Text section:
======
# Monsoon's Last Hurrah!



## imp (Sep 8, 2015)

8 Sep 2015, all morning, clouds gathering over the mountains ringing Colorado River Valley, we went for groceries, I told my wife, finally, today's the day! Just took this pic off our patio, sun shining brightly, looking west:




Rain is pouring down perhaps 30 miles distant, over in California, maybe several miles in width, this is typical of precip. here, unlike temperate areas where huge areas are "socked-in" with cloud cover. My first sighting of this about 40 years ago, travelling on vacation, mountains perhaps 50 miles distant, one large cloud hanging over them, driving across seemingly endless flat desert toward that spectacle, I was dumbfounded! Bolts of lightning in that gray sheet! Never in my 30-born years had I seen something so unusual, regarding weather conditions.

I present it for those here who may never have ventured to the Desert before, or simply missed this type of rare (maybe 10-15 times a year) atmospheric scene.  imp


----------



## AZ Jim (Sep 8, 2015)

We usually get hit lightly here compared to my time in Lake Havasu City.  There in a monsoon rain the street would run like a river.  For those who never saw it in the desert it is spectacular and something the newcomer can't imagine.


----------



## imp (Sep 8, 2015)

AZ Jim said:


> We usually get hit lightly here compared to my time in Lake Havasu City.  There in a monsoon rain the street would run like a river.  For those who never saw it in the desert it is spectacular and something the newcomer can't imagine.
======
Stated exercise: Reproduce the stretch of the monsoon thread above from "I present it" through "Jim (Sep 8, 2015)" word for word.

Dataset extract:
======
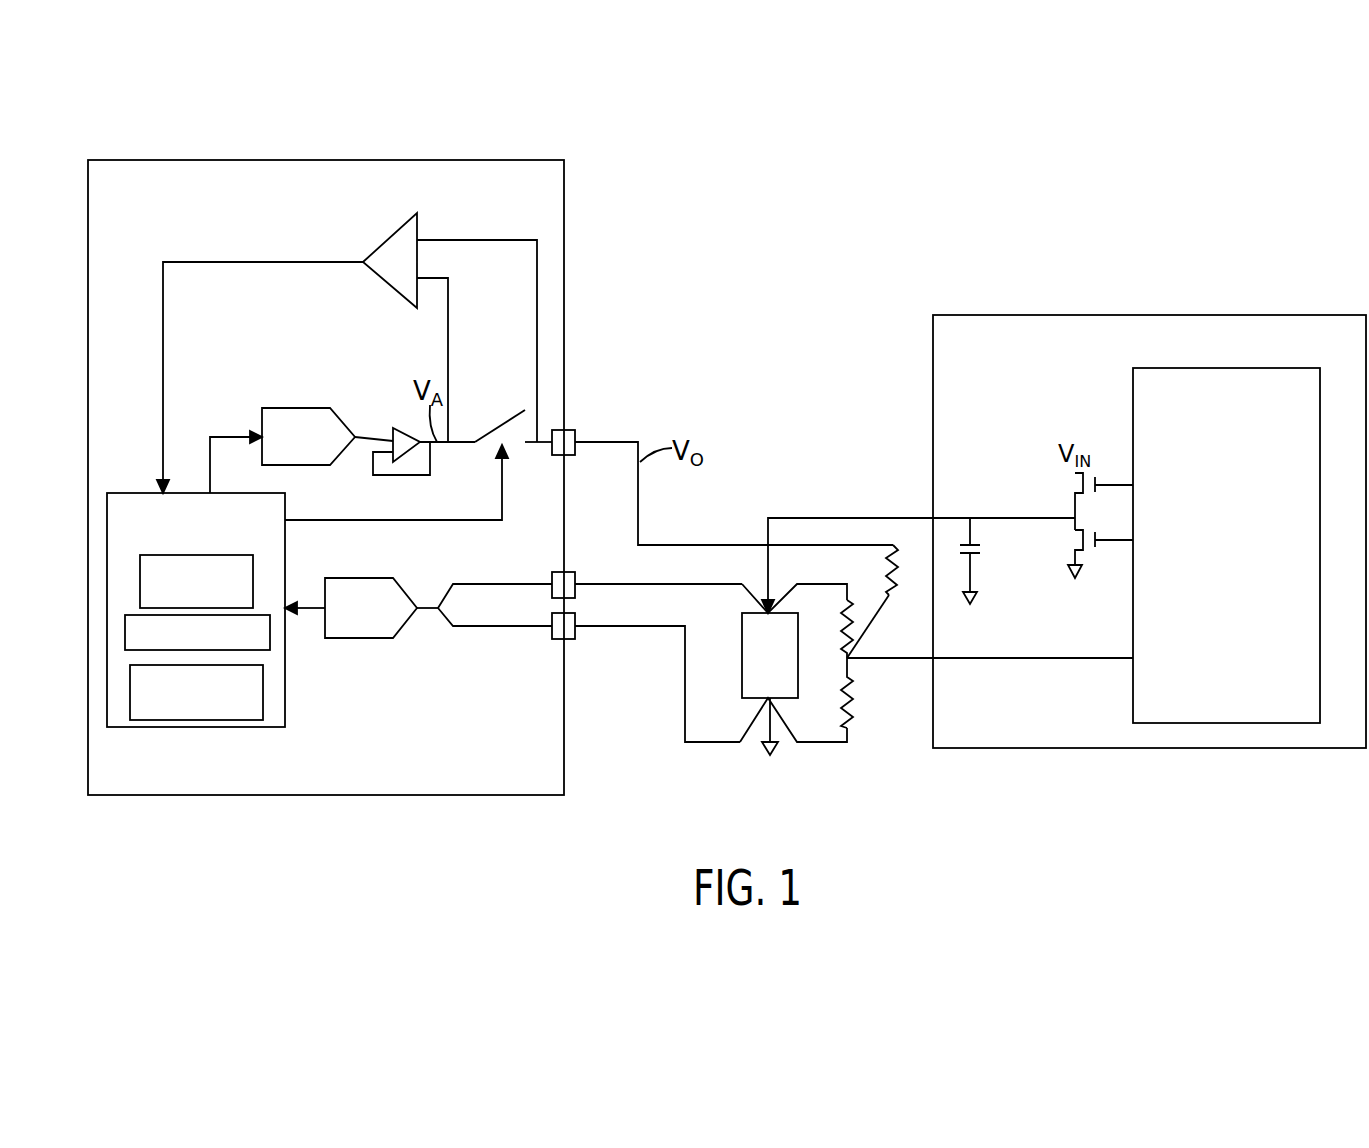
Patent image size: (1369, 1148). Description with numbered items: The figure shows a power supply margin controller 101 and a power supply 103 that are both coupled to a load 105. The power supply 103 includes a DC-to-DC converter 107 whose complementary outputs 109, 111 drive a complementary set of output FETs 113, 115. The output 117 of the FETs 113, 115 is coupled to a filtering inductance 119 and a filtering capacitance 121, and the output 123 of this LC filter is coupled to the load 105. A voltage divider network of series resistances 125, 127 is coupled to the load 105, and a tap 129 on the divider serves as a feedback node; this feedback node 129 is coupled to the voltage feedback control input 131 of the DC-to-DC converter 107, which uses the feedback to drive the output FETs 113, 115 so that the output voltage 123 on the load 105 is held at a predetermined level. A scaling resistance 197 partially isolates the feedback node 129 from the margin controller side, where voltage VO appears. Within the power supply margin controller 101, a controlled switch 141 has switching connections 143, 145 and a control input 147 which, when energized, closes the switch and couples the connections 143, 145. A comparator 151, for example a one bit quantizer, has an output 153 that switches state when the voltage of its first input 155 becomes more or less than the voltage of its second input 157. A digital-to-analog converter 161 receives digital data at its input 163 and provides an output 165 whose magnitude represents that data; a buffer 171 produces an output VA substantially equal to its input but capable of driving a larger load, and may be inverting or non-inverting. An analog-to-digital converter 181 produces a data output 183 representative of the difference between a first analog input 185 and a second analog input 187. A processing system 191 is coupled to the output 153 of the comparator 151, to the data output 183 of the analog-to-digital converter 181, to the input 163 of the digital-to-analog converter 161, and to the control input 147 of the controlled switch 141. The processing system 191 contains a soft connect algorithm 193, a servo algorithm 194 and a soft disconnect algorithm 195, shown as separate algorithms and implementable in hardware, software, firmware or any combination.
======
Task response:
I present it for those here who may never have ventured to the Desert before, or simply missed this type of rare (maybe 10-15 times a year) atmospheric scene.  imp


----------



## AZ Jim (Sep 8, 2015)